▸ WHAT TO PRODUCE: Search the listing for "JSON" and copy every line where it appears.

..........

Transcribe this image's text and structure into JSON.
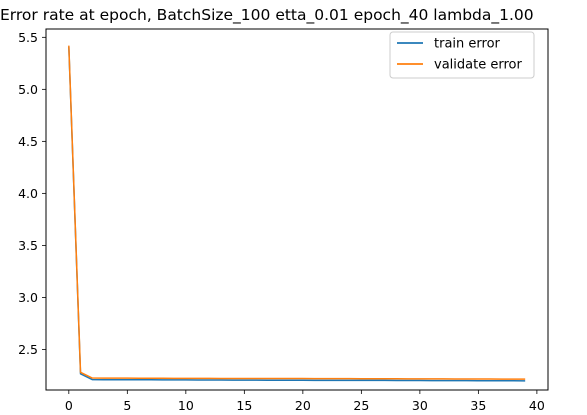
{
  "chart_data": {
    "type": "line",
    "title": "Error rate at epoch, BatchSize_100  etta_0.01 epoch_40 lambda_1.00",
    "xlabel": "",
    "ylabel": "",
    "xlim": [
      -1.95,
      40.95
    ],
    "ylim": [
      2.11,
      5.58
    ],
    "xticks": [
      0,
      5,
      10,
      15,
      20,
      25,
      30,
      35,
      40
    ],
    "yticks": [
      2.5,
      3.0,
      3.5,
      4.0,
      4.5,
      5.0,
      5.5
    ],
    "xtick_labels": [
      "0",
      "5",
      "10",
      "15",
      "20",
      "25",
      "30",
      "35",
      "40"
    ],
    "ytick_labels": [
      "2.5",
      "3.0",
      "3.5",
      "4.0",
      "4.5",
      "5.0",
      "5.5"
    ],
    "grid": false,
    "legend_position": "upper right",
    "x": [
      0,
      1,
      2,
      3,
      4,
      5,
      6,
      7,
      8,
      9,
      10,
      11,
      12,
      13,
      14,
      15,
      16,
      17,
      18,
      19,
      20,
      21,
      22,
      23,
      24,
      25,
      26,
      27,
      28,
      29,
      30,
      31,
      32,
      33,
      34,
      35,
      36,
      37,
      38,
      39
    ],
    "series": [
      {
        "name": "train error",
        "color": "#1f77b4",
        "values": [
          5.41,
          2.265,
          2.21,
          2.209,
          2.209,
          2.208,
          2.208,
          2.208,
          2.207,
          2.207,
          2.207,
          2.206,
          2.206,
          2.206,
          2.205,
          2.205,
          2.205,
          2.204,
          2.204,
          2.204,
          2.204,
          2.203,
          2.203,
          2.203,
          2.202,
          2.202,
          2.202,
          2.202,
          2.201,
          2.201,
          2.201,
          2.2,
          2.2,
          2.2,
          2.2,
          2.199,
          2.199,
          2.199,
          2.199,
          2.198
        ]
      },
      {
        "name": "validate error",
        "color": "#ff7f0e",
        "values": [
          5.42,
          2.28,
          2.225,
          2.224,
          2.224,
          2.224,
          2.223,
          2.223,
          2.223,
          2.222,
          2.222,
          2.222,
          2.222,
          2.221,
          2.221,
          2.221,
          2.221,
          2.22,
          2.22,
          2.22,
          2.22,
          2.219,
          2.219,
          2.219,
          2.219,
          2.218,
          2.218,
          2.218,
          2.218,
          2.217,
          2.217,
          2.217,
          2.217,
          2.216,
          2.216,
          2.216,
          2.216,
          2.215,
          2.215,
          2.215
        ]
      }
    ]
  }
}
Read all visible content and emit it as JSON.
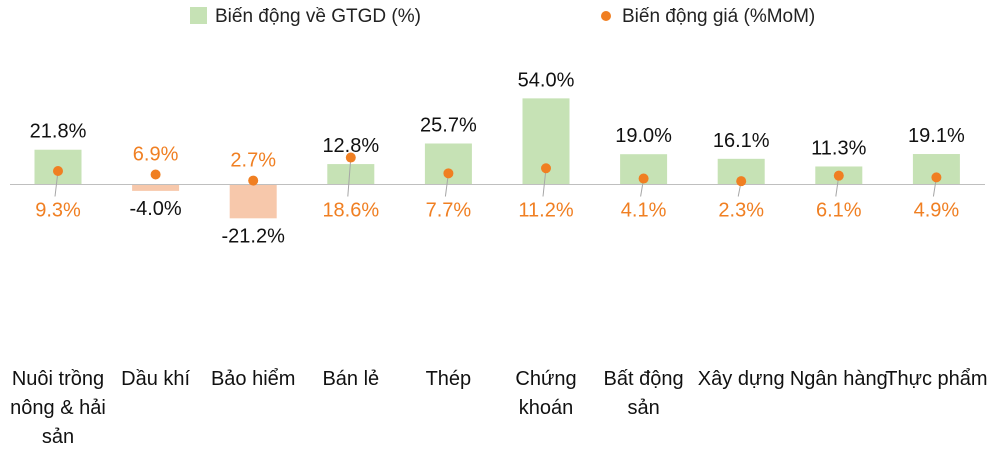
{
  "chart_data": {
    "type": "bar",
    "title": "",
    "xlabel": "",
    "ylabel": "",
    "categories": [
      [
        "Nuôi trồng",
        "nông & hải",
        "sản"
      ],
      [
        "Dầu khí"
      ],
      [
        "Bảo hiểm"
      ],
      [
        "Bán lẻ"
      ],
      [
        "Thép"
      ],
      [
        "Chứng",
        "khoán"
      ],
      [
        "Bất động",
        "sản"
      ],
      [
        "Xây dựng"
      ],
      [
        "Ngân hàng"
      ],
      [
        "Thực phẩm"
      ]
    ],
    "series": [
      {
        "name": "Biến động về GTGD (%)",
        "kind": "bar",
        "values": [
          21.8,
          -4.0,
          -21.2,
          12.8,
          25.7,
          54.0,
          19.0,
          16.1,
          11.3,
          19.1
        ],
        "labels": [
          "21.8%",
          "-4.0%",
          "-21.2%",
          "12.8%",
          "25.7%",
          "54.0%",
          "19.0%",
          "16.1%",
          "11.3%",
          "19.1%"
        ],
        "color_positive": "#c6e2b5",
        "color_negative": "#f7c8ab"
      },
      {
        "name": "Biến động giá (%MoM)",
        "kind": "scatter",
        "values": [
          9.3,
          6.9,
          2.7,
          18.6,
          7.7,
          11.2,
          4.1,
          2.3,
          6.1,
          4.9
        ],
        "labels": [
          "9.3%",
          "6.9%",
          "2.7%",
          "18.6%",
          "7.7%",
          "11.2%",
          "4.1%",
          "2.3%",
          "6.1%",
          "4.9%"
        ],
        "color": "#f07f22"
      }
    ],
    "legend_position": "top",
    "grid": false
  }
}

..........

▸ RESPONSE:
Transcribe this image's text and structure into JSON.
Read all visible content and emit it as JSON.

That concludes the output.